───── Passage given ─────

How interactive reading helps parents

Because interactive reading techniques and the people who use them are so varied, it’s hard to hone in on the exact mechanism by which interactive reading benefits parents’ well being. A few theories I present here. First, remember that kids want the same book read repeatedly over hours, days, weeks, and months. Maybe years. Reading a book in various voices, motions, and perspectives can make the book a bit more interesting to the parents and juuuussst maybe help them keep their sanity as they read the book for thousandth time. Also, reading in a more engaging manner is not just about telling the kids a story, but creating a positive interaction between the parent and child. These moments and lasting memories can be created anytime, anywhere, even without the book (yes, I have read books like We’re Going on a Bear Hunt enough times that I can recite them) – in line at the grocery store, waiting for food at the restaurant, or in the car on a longer commute, perhaps making mundane tasks seems a bit more lively and joyful for parents and kids. Finally, as parents, we sometimes feel a lack of control over our kids’ behaviors, our job security, our own parents’ or grandparents’ health, or our own emotions. Reading books with our kids, however, is very practical and accessible to almost all parents and gives us back that sense of control, and that can boost our confidence to succeed in other areas of parenting, such as controlling screen time, serving healthy meals, and taking time to care for ourselves.

─────

• [Task brief]:
Decide whether each statement below agrees with the passage on interactive reading and parents. For each, answer yes or no and quote the words of the passage that decide it.
(a) The passage says the exact way interactive reading benefits parents' well-being is easy to pin down.
(b) The passage says positive moments between parent and child can be created even without the book.
(c) The passage names serving healthy meals as one area of parenting where a boost in confidence can help.

───── Record excerpts ─────

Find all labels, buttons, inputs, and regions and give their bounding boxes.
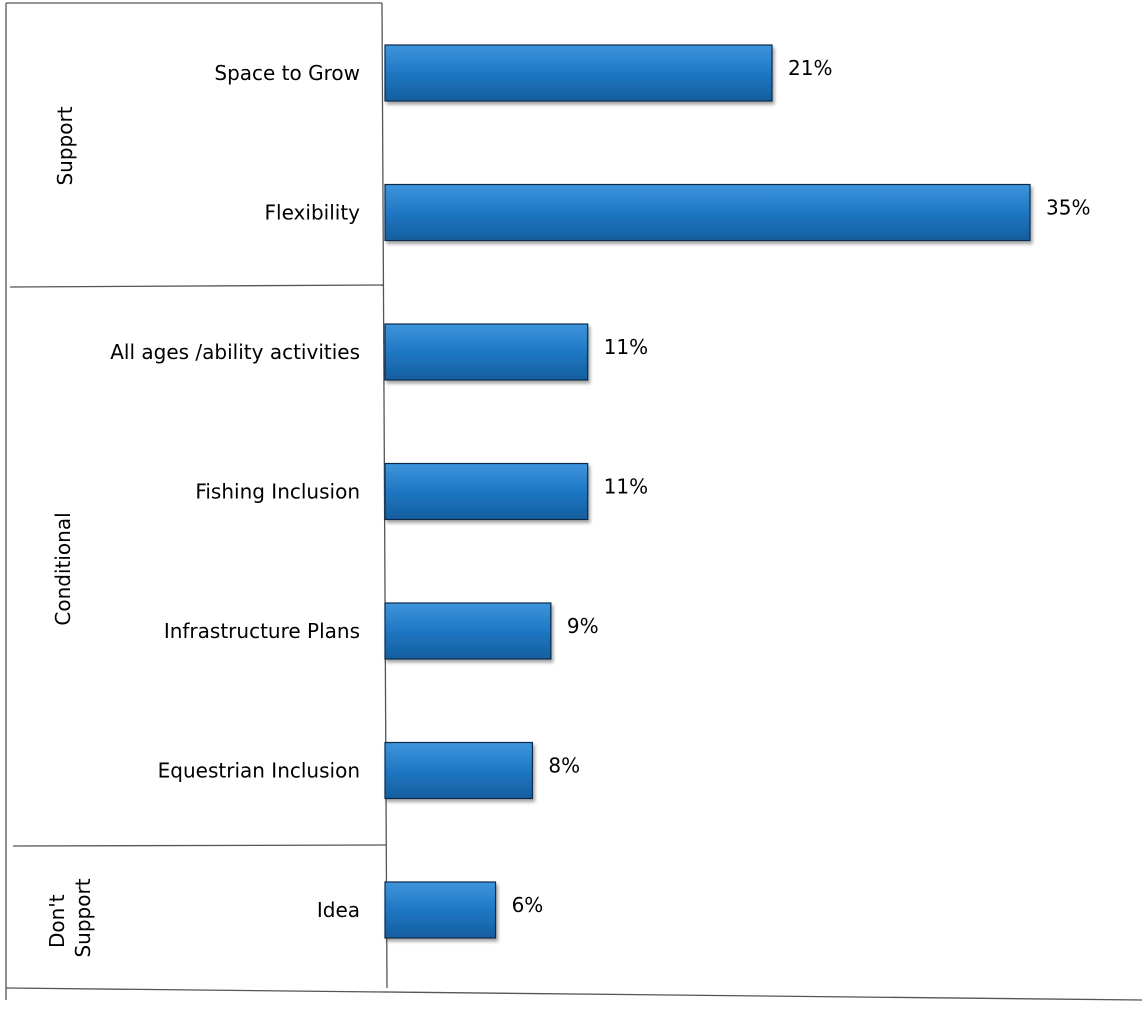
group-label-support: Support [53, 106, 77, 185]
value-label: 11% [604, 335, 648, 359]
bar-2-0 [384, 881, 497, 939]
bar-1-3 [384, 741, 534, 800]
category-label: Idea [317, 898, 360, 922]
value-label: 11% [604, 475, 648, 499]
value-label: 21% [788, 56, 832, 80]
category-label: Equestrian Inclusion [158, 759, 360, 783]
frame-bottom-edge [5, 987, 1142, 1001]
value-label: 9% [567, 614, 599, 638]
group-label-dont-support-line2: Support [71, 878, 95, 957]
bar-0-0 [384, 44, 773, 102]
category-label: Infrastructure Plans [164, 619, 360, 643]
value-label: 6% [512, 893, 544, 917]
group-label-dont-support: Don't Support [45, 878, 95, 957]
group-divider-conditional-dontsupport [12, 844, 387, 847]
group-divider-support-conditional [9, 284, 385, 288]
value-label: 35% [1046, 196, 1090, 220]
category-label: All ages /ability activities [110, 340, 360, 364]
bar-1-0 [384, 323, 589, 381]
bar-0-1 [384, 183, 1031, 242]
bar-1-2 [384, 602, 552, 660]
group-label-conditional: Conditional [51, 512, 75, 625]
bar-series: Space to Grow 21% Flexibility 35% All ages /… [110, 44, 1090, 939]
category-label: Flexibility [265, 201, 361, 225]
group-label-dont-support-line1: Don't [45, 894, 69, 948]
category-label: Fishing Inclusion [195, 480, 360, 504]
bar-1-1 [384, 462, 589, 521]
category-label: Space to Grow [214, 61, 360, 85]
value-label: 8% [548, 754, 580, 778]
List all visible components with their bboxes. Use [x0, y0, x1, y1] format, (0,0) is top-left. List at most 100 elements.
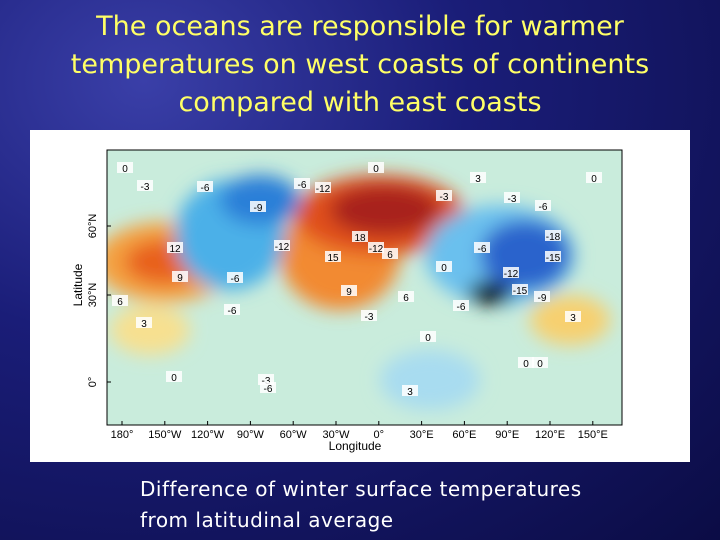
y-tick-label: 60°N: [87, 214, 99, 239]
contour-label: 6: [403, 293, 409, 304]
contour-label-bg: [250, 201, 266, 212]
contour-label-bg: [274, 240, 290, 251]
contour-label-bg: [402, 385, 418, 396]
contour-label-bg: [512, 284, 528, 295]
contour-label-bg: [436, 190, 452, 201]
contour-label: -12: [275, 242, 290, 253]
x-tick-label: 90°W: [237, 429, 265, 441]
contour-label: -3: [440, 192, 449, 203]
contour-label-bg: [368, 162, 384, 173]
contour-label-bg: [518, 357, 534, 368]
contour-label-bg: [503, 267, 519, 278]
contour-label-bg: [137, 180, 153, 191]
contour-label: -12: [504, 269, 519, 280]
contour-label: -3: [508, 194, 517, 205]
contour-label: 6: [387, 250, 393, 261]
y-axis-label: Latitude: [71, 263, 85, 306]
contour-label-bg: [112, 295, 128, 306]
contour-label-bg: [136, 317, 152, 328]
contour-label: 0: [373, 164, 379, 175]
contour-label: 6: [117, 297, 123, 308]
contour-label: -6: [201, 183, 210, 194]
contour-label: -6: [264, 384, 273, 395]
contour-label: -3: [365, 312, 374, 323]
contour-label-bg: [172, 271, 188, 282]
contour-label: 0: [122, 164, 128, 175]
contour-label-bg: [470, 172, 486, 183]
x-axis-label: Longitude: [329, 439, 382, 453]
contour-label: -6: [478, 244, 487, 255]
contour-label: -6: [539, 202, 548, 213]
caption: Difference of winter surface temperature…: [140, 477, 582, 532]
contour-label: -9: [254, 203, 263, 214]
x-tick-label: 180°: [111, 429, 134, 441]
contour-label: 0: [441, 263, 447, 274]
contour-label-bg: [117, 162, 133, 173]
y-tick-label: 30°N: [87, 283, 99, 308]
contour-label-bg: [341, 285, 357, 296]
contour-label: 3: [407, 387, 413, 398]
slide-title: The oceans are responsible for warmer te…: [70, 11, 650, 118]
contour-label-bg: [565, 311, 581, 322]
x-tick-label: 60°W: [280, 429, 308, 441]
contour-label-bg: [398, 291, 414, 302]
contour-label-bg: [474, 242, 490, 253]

─────

• [Worked answer]:
(a) No: "it’s hard to hone in on the exact mechanism by which interactive reading benefits parents’ well being"
(b) Yes: "These moments and lasting memories can be created anytime, anywhere, even without the book"
(c) Yes: "that can boost our confidence to succeed in other areas of parenting, such as controlling screen time, serving healthy meals, and taking time to care for ourselves"